▸ **Available records**

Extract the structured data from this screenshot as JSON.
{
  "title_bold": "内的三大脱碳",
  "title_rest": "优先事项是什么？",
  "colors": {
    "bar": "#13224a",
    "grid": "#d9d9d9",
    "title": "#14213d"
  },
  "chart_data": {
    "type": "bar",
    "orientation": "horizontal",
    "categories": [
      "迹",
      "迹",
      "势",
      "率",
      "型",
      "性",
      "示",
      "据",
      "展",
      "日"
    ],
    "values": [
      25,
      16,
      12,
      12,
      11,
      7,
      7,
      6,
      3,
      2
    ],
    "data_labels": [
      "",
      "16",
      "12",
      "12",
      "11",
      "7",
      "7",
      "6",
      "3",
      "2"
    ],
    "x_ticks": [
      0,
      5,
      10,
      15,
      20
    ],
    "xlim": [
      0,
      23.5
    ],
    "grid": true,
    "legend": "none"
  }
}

▸ **Aim of the exercise**
Using the data above, output each line exactly.

▸ **Response for this exercise**
Extract the structured data from this screenshot as JSON.
{
  "title_bold": "内的三大脱碳",
  "title_rest": "优先事项是什么？",
  "colors": {
    "bar": "#13224a",
    "grid": "#d9d9d9",
    "title": "#14213d"
  },
  "chart_data": {
    "type": "bar",
    "orientation": "horizontal",
    "categories": [
      "迹",
      "迹",
      "势",
      "率",
      "型",
      "性",
      "示",
      "据",
      "展",
      "日"
    ],
    "values": [
      25,
      16,
      12,
      12,
      11,
      7,
      7,
      6,
      3,
      2
    ],
    "data_labels": [
      "",
      "16",
      "12",
      "12",
      "11",
      "7",
      "7",
      "6",
      "3",
      "2"
    ],
    "x_ticks": [
      0,
      5,
      10,
      15,
      20
    ],
    "xlim": [
      0,
      23.5
    ],
    "grid": true,
    "legend": "none"
  }
}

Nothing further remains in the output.